-- START --

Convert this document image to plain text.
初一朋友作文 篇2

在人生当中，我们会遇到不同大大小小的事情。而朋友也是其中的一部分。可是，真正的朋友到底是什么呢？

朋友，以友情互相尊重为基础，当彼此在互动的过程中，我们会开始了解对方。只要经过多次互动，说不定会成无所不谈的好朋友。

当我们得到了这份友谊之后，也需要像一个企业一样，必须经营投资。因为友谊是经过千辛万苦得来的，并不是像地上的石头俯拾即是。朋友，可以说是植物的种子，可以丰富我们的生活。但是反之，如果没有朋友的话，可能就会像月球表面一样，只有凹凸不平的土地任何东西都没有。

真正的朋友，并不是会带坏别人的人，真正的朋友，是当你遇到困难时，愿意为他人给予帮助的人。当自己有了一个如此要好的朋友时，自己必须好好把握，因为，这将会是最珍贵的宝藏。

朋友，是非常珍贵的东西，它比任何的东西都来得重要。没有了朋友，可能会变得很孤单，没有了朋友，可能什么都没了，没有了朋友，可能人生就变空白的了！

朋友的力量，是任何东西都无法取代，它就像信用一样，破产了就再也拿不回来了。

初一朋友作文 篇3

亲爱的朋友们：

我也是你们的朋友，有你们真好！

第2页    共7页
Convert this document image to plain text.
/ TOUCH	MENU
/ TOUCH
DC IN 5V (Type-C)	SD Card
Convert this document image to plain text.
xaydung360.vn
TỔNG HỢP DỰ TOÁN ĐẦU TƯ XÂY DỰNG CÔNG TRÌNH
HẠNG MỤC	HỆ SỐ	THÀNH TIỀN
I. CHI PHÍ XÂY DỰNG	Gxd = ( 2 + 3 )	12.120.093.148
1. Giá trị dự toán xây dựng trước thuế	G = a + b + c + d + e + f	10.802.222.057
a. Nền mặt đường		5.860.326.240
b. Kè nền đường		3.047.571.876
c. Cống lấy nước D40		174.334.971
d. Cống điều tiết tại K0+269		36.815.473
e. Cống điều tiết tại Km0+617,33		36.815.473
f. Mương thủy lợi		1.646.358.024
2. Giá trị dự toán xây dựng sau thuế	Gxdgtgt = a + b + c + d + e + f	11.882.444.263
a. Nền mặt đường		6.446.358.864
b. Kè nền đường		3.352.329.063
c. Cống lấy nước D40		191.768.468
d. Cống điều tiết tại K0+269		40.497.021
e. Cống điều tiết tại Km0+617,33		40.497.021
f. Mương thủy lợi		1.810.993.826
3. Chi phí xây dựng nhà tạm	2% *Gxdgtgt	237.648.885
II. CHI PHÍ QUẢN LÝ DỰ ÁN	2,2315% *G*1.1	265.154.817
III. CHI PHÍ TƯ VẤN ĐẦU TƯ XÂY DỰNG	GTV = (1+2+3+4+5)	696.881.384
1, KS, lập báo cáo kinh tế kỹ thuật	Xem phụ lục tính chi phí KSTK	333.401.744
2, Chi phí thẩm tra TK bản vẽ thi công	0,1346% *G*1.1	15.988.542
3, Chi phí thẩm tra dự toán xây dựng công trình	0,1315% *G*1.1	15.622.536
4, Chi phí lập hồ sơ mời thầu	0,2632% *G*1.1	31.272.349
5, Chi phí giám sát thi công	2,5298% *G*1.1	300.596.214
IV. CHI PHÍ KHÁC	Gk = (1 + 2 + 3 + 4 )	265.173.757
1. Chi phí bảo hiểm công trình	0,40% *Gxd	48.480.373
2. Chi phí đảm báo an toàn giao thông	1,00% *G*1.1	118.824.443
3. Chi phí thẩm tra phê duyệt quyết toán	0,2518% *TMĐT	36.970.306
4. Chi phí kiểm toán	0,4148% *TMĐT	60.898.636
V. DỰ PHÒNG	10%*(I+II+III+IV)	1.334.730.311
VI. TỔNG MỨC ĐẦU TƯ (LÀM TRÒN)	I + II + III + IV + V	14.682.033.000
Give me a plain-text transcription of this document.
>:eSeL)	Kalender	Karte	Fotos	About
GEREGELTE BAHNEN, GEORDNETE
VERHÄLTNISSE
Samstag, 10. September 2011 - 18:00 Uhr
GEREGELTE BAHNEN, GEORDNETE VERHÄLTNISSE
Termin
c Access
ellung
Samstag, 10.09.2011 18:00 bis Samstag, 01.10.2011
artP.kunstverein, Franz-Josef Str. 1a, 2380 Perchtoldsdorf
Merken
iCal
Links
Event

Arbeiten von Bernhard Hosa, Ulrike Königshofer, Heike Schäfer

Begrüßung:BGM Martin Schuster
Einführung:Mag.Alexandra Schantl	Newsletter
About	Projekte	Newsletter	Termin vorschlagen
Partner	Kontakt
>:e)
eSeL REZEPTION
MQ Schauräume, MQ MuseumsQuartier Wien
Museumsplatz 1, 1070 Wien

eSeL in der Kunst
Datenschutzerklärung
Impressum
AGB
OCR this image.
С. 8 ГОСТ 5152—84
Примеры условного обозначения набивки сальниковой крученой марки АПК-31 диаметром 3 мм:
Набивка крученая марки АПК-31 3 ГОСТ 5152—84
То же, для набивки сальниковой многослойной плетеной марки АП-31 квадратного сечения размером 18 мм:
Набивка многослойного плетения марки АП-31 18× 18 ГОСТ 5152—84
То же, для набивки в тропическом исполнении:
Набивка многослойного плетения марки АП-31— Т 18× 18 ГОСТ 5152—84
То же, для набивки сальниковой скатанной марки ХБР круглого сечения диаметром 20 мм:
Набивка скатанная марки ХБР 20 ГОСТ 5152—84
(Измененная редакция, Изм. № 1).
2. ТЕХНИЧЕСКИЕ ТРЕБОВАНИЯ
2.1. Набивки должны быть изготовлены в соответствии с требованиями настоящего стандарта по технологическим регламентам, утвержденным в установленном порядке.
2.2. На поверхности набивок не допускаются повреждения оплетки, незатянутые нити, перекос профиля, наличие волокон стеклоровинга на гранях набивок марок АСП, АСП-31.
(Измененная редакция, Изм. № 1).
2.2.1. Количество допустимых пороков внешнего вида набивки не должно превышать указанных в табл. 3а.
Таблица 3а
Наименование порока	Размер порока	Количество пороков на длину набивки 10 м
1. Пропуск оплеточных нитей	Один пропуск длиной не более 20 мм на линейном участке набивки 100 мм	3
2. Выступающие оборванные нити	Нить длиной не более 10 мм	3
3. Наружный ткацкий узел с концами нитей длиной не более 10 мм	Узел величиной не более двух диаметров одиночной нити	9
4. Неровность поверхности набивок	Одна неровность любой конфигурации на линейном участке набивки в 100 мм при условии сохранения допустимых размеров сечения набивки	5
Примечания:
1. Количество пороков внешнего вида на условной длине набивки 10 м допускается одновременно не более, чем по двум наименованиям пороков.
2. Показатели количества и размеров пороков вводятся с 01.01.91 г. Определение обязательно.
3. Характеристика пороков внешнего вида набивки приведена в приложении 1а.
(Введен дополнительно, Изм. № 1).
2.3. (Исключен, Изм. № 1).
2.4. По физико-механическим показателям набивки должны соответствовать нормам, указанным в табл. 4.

-- END --

- Directive
Output the line containing "OCR this image." and all lines after it to the end of the records, exactly as given.

- Reply
OCR this image.
С. 8 ГОСТ 5152—84
Примеры условного обозначения набивки сальниковой крученой марки АПК-31 диаметром 3 мм:
Набивка крученая марки АПК-31 3 ГОСТ 5152—84
То же, для набивки сальниковой многослойной плетеной марки АП-31 квадратного сечения размером 18 мм:
Набивка многослойного плетения марки АП-31 18× 18 ГОСТ 5152—84
То же, для набивки в тропическом исполнении:
Набивка многослойного плетения марки АП-31— Т 18× 18 ГОСТ 5152—84
То же, для набивки сальниковой скатанной марки ХБР круглого сечения диаметром 20 мм:
Набивка скатанная марки ХБР 20 ГОСТ 5152—84
(Измененная редакция, Изм. № 1).
2. ТЕХНИЧЕСКИЕ ТРЕБОВАНИЯ
2.1. Набивки должны быть изготовлены в соответствии с требованиями настоящего стандарта по технологическим регламентам, утвержденным в установленном порядке.
2.2. На поверхности набивок не допускаются повреждения оплетки, незатянутые нити, перекос профиля, наличие волокон стеклоровинга на гранях набивок марок АСП, АСП-31.
(Измененная редакция, Изм. № 1).
2.2.1. Количество допустимых пороков внешнего вида набивки не должно превышать указанных в табл. 3а.
Таблица 3а
Наименование порока	Размер порока	Количество пороков на длину набивки 10 м
1. Пропуск оплеточных нитей	Один пропуск длиной не более 20 мм на линейном участке набивки 100 мм	3
2. Выступающие оборванные нити	Нить длиной не более 10 мм	3
3. Наружный ткацкий узел с концами нитей длиной не более 10 мм	Узел величиной не более двух диаметров одиночной нити	9
4. Неровность поверхности набивок	Одна неровность любой конфигурации на линейном участке набивки в 100 мм при условии сохранения допустимых размеров сечения набивки	5
Примечания:
1. Количество пороков внешнего вида на условной длине набивки 10 м допускается одновременно не более, чем по двум наименованиям пороков.
2. Показатели количества и размеров пороков вводятся с 01.01.91 г. Определение обязательно.
3. Характеристика пороков внешнего вида набивки приведена в приложении 1а.
(Введен дополнительно, Изм. № 1).
2.3. (Исключен, Изм. № 1).
2.4. По физико-механическим показателям набивки должны соответствовать нормам, указанным в табл. 4.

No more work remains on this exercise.